Records that describe figures
--------

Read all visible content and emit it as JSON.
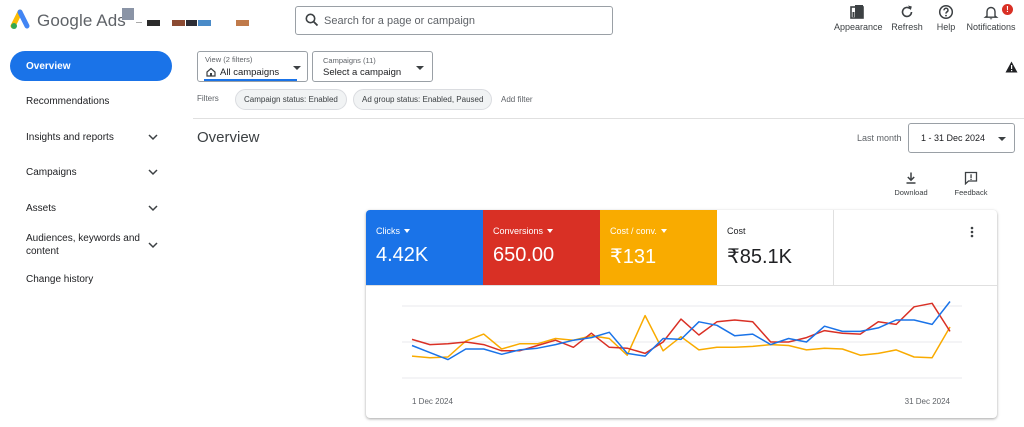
{
  "header": {
    "app_name": "Google Ads",
    "search_placeholder": "Search for a page or campaign",
    "tools": [
      {
        "label": "Appearance",
        "icon": "appearance-icon"
      },
      {
        "label": "Refresh",
        "icon": "refresh-icon"
      },
      {
        "label": "Help",
        "icon": "help-icon"
      },
      {
        "label": "Notifications",
        "icon": "bell-icon",
        "badge": "!"
      }
    ]
  },
  "sidebar": {
    "items": [
      {
        "label": "Overview",
        "active": true
      },
      {
        "label": "Recommendations"
      },
      {
        "label": "Insights and reports",
        "expandable": true
      },
      {
        "label": "Campaigns",
        "expandable": true
      },
      {
        "label": "Assets",
        "expandable": true
      },
      {
        "label": "Audiences, keywords and content",
        "expandable": true
      },
      {
        "label": "Change history"
      }
    ]
  },
  "filters": {
    "view_caption": "View (2 filters)",
    "view_value": "All campaigns",
    "campaign_caption": "Campaigns (11)",
    "campaign_value": "Select a campaign",
    "label": "Filters",
    "chips": [
      "Campaign status: Enabled",
      "Ad group status: Enabled, Paused"
    ],
    "add_filter": "Add filter"
  },
  "overview": {
    "title": "Overview",
    "period_label": "Last month",
    "date_range": "1 - 31 Dec 2024",
    "download": "Download",
    "feedback": "Feedback"
  },
  "metrics": [
    {
      "name": "Clicks",
      "value": "4.42K",
      "color": "#1a73e8",
      "dropdown": true
    },
    {
      "name": "Conversions",
      "value": "650.00",
      "color": "#d93025",
      "dropdown": true
    },
    {
      "name": "Cost / conv.",
      "value": "₹131",
      "color": "#f9ab00",
      "dropdown": true
    },
    {
      "name": "Cost",
      "value": "₹85.1K",
      "color": "#ffffff",
      "dropdown": false
    }
  ],
  "chart_data": {
    "type": "line",
    "x_start_label": "1 Dec 2024",
    "x_end_label": "31 Dec 2024",
    "y_scale": "relative (no axis values shown)",
    "x": [
      1,
      2,
      3,
      4,
      5,
      6,
      7,
      8,
      9,
      10,
      11,
      12,
      13,
      14,
      15,
      16,
      17,
      18,
      19,
      20,
      21,
      22,
      23,
      24,
      25,
      26,
      27,
      28,
      29,
      30,
      31
    ],
    "series": [
      {
        "name": "Clicks",
        "color": "#1a73e8",
        "values": [
          46,
          38,
          30,
          42,
          42,
          36,
          41,
          43,
          47,
          52,
          55,
          61,
          37,
          34,
          54,
          53,
          73,
          69,
          57,
          59,
          47,
          54,
          50,
          68,
          62,
          62,
          66,
          75,
          75,
          70,
          96
        ]
      },
      {
        "name": "Conversions",
        "color": "#d93025",
        "values": [
          53,
          47,
          48,
          50,
          47,
          40,
          40,
          46,
          52,
          44,
          60,
          44,
          43,
          37,
          50,
          76,
          58,
          73,
          75,
          73,
          50,
          50,
          55,
          63,
          60,
          59,
          73,
          70,
          90,
          94,
          62
        ]
      },
      {
        "name": "Cost / conv.",
        "color": "#f9ab00",
        "values": [
          34,
          32,
          33,
          51,
          59,
          42,
          48,
          48,
          54,
          52,
          57,
          54,
          35,
          80,
          40,
          56,
          41,
          44,
          44,
          45,
          47,
          46,
          41,
          43,
          42,
          35,
          37,
          41,
          33,
          32,
          67
        ]
      }
    ]
  }
}
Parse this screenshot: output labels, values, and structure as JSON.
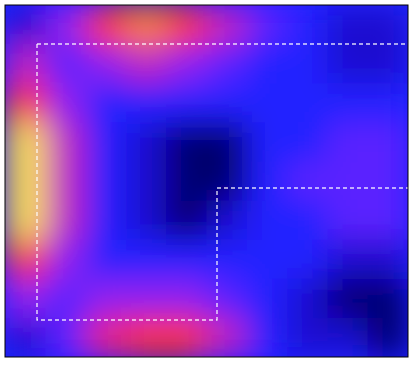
{
  "chart_data": {
    "type": "contour",
    "levels": [
      0,
      0.1,
      0.2,
      0.3,
      0.4,
      0.5,
      0.6,
      0.7,
      0.8,
      0.9
    ],
    "colors": [
      "#000070",
      "#1a10d0",
      "#2020ff",
      "#5a20ff",
      "#9020f0",
      "#c020c0",
      "#e82080",
      "#ff3020",
      "#ff8000",
      "#ffe040"
    ],
    "z": [
      [
        0.15,
        0.45,
        0.7,
        0.8,
        0.75,
        0.55,
        0.3,
        0.25,
        0.15,
        0.15
      ],
      [
        0.5,
        0.35,
        0.45,
        0.5,
        0.45,
        0.35,
        0.25,
        0.2,
        0.12,
        0.18
      ],
      [
        0.7,
        0.4,
        0.25,
        0.22,
        0.2,
        0.2,
        0.22,
        0.25,
        0.22,
        0.22
      ],
      [
        0.9,
        0.5,
        0.25,
        0.12,
        0.05,
        0.08,
        0.2,
        0.28,
        0.3,
        0.35
      ],
      [
        0.97,
        0.55,
        0.25,
        0.1,
        0.03,
        0.05,
        0.2,
        0.3,
        0.35,
        0.38
      ],
      [
        0.9,
        0.5,
        0.25,
        0.12,
        0.06,
        0.1,
        0.2,
        0.28,
        0.3,
        0.3
      ],
      [
        0.7,
        0.4,
        0.28,
        0.25,
        0.22,
        0.22,
        0.22,
        0.2,
        0.15,
        0.12
      ],
      [
        0.4,
        0.35,
        0.4,
        0.45,
        0.42,
        0.32,
        0.22,
        0.15,
        0.08,
        0.05
      ],
      [
        0.15,
        0.3,
        0.6,
        0.75,
        0.7,
        0.5,
        0.28,
        0.18,
        0.1,
        0.08
      ]
    ]
  }
}
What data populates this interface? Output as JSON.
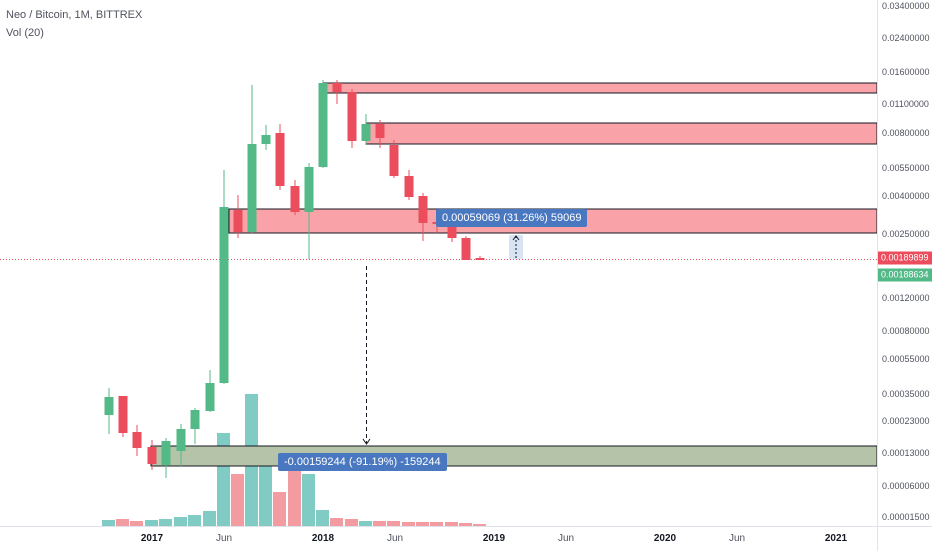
{
  "legend": {
    "symbol": "Neo / Bitcoin, 1M, BITTREX",
    "volume": "Vol (20)"
  },
  "price_axis": {
    "labels": [
      "0.03400000",
      "0.02400000",
      "0.01600000",
      "0.01100000",
      "0.00800000",
      "0.00550000",
      "0.00400000",
      "0.00250000",
      "0.00120000",
      "0.00080000",
      "0.00055000",
      "0.00035000",
      "0.00023000",
      "0.00013000",
      "0.00006000",
      "0.00001500"
    ],
    "last_price": "0.00189899",
    "green_badge": "0.00188634"
  },
  "time_axis": {
    "labels": [
      {
        "text": "2017",
        "bold": true
      },
      {
        "text": "Jun",
        "bold": false
      },
      {
        "text": "2018",
        "bold": true
      },
      {
        "text": "Jun",
        "bold": false
      },
      {
        "text": "2019",
        "bold": true
      },
      {
        "text": "Jun",
        "bold": false
      },
      {
        "text": "2020",
        "bold": true
      },
      {
        "text": "Jun",
        "bold": false
      },
      {
        "text": "2021",
        "bold": true
      }
    ]
  },
  "measurements": {
    "upper": "0.00059069 (31.26%) 59069",
    "lower": "-0.00159244 (-91.19%) -159244"
  },
  "colors": {
    "up": "#53b987",
    "down": "#eb4d5c",
    "vol_up": "#80cbc4",
    "vol_down": "#f29ba0",
    "zone_red": "#f9a3a8",
    "zone_green": "#b5c4a8",
    "measure_blue": "#4a78c0",
    "last_price_line": "#eb4d5c"
  }
}
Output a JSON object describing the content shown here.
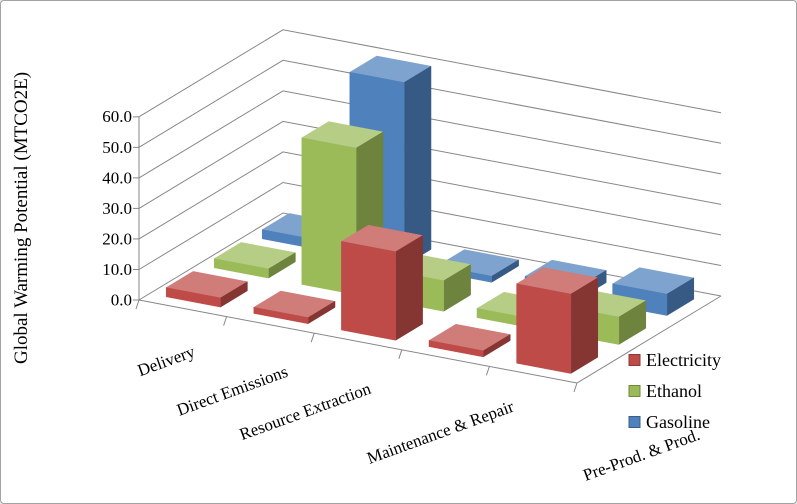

--------

WORK INSTRUCTIONS:
Transcribe all of the records above character for character. Exclude the pictures.

REPLY TO THE EXERCISE:
Read all visible content and emit it as JSON.
{
  "header": {
    "app_name": "Google Ads",
    "search_placeholder": "Search for a page or campaign",
    "tools": [
      {
        "label": "Appearance",
        "icon": "appearance-icon"
      },
      {
        "label": "Refresh",
        "icon": "refresh-icon"
      },
      {
        "label": "Help",
        "icon": "help-icon"
      },
      {
        "label": "Notifications",
        "icon": "bell-icon",
        "badge": "!"
      }
    ]
  },
  "sidebar": {
    "items": [
      {
        "label": "Overview",
        "active": true
      },
      {
        "label": "Recommendations"
      },
      {
        "label": "Insights and reports",
        "expandable": true
      },
      {
        "label": "Campaigns",
        "expandable": true
      },
      {
        "label": "Assets",
        "expandable": true
      },
      {
        "label": "Audiences, keywords and content",
        "expandable": true
      },
      {
        "label": "Change history"
      }
    ]
  },
  "filters": {
    "view_caption": "View (2 filters)",
    "view_value": "All campaigns",
    "campaign_caption": "Campaigns (11)",
    "campaign_value": "Select a campaign",
    "label": "Filters",
    "chips": [
      "Campaign status: Enabled",
      "Ad group status: Enabled, Paused"
    ],
    "add_filter": "Add filter"
  },
  "overview": {
    "title": "Overview",
    "period_label": "Last month",
    "date_range": "1 - 31 Dec 2024",
    "download": "Download",
    "feedback": "Feedback"
  },
  "metrics": [
    {
      "name": "Clicks",
      "value": "4.42K",
      "color": "#1a73e8",
      "dropdown": true
    },
    {
      "name": "Conversions",
      "value": "650.00",
      "color": "#d93025",
      "dropdown": true
    },
    {
      "name": "Cost / conv.",
      "value": "₹131",
      "color": "#f9ab00",
      "dropdown": true
    },
    {
      "name": "Cost",
      "value": "₹85.1K",
      "color": "#ffffff",
      "dropdown": false
    }
  ],
  "chart_data": {
    "type": "line",
    "x_start_label": "1 Dec 2024",
    "x_end_label": "31 Dec 2024",
    "y_scale": "relative (no axis values shown)",
    "x": [
      1,
      2,
      3,
      4,
      5,
      6,
      7,
      8,
      9,
      10,
      11,
      12,
      13,
      14,
      15,
      16,
      17,
      18,
      19,
      20,
      21,
      22,
      23,
      24,
      25,
      26,
      27,
      28,
      29,
      30,
      31
    ],
    "series": [
      {
        "name": "Clicks",
        "color": "#1a73e8",
        "values": [
          46,
          38,
          30,
          42,
          42,
          36,
          41,
          43,
          47,
          52,
          55,
          61,
          37,
          34,
          54,
          53,
          73,
          69,
          57,
          59,
          47,
          54,
          50,
          68,
          62,
          62,
          66,
          75,
          75,
          70,
          96
        ]
      },
      {
        "name": "Conversions",
        "color": "#d93025",
        "values": [
          53,
          47,
          48,
          50,
          47,
          40,
          40,
          46,
          52,
          44,
          60,
          44,
          43,
          37,
          50,
          76,
          58,
          73,
          75,
          73,
          50,
          50,
          55,
          63,
          60,
          59,
          73,
          70,
          90,
          94,
          62
        ]
      },
      {
        "name": "Cost / conv.",
        "color": "#f9ab00",
        "values": [
          34,
          32,
          33,
          51,
          59,
          42,
          48,
          48,
          54,
          52,
          57,
          54,
          35,
          80,
          40,
          56,
          41,
          44,
          44,
          45,
          47,
          46,
          41,
          43,
          42,
          35,
          37,
          41,
          33,
          32,
          67
        ]
      }
    ]
  }
}
Parse this screenshot: output labels, values, and structure as JSON.
{
  "chart_data": {
    "type": "contour",
    "levels": [
      0,
      0.1,
      0.2,
      0.3,
      0.4,
      0.5,
      0.6,
      0.7,
      0.8,
      0.9
    ],
    "colors": [
      "#000070",
      "#1a10d0",
      "#2020ff",
      "#5a20ff",
      "#9020f0",
      "#c020c0",
      "#e82080",
      "#ff3020",
      "#ff8000",
      "#ffe040"
    ],
    "z": [
      [
        0.15,
        0.45,
        0.7,
        0.8,
        0.75,
        0.55,
        0.3,
        0.25,
        0.15,
        0.15
      ],
      [
        0.5,
        0.35,
        0.45,
        0.5,
        0.45,
        0.35,
        0.25,
        0.2,
        0.12,
        0.18
      ],
      [
        0.7,
        0.4,
        0.25,
        0.22,
        0.2,
        0.2,
        0.22,
        0.25,
        0.22,
        0.22
      ],
      [
        0.9,
        0.5,
        0.25,
        0.12,
        0.05,
        0.08,
        0.2,
        0.28,
        0.3,
        0.35
      ],
      [
        0.97,
        0.55,
        0.25,
        0.1,
        0.03,
        0.05,
        0.2,
        0.3,
        0.35,
        0.38
      ],
      [
        0.9,
        0.5,
        0.25,
        0.12,
        0.06,
        0.1,
        0.2,
        0.28,
        0.3,
        0.3
      ],
      [
        0.7,
        0.4,
        0.28,
        0.25,
        0.22,
        0.22,
        0.22,
        0.2,
        0.15,
        0.12
      ],
      [
        0.4,
        0.35,
        0.4,
        0.45,
        0.42,
        0.32,
        0.22,
        0.15,
        0.08,
        0.05
      ],
      [
        0.15,
        0.3,
        0.6,
        0.75,
        0.7,
        0.5,
        0.28,
        0.18,
        0.1,
        0.08
      ]
    ]
  }
}
What data populates this interface? Output as JSON.
{
  "legend": {
    "symbol": "Neo / Bitcoin, 1M, BITTREX",
    "volume": "Vol (20)"
  },
  "price_axis": {
    "labels": [
      "0.03400000",
      "0.02400000",
      "0.01600000",
      "0.01100000",
      "0.00800000",
      "0.00550000",
      "0.00400000",
      "0.00250000",
      "0.00120000",
      "0.00080000",
      "0.00055000",
      "0.00035000",
      "0.00023000",
      "0.00013000",
      "0.00006000",
      "0.00001500"
    ],
    "last_price": "0.00189899",
    "green_badge": "0.00188634"
  },
  "time_axis": {
    "labels": [
      {
        "text": "2017",
        "bold": true
      },
      {
        "text": "Jun",
        "bold": false
      },
      {
        "text": "2018",
        "bold": true
      },
      {
        "text": "Jun",
        "bold": false
      },
      {
        "text": "2019",
        "bold": true
      },
      {
        "text": "Jun",
        "bold": false
      },
      {
        "text": "2020",
        "bold": true
      },
      {
        "text": "Jun",
        "bold": false
      },
      {
        "text": "2021",
        "bold": true
      }
    ]
  },
  "measurements": {
    "upper": "0.00059069 (31.26%) 59069",
    "lower": "-0.00159244 (-91.19%) -159244"
  },
  "colors": {
    "up": "#53b987",
    "down": "#eb4d5c",
    "vol_up": "#80cbc4",
    "vol_down": "#f29ba0",
    "zone_red": "#f9a3a8",
    "zone_green": "#b5c4a8",
    "measure_blue": "#4a78c0",
    "last_price_line": "#eb4d5c"
  }
}
Output a JSON object describing the content shown here.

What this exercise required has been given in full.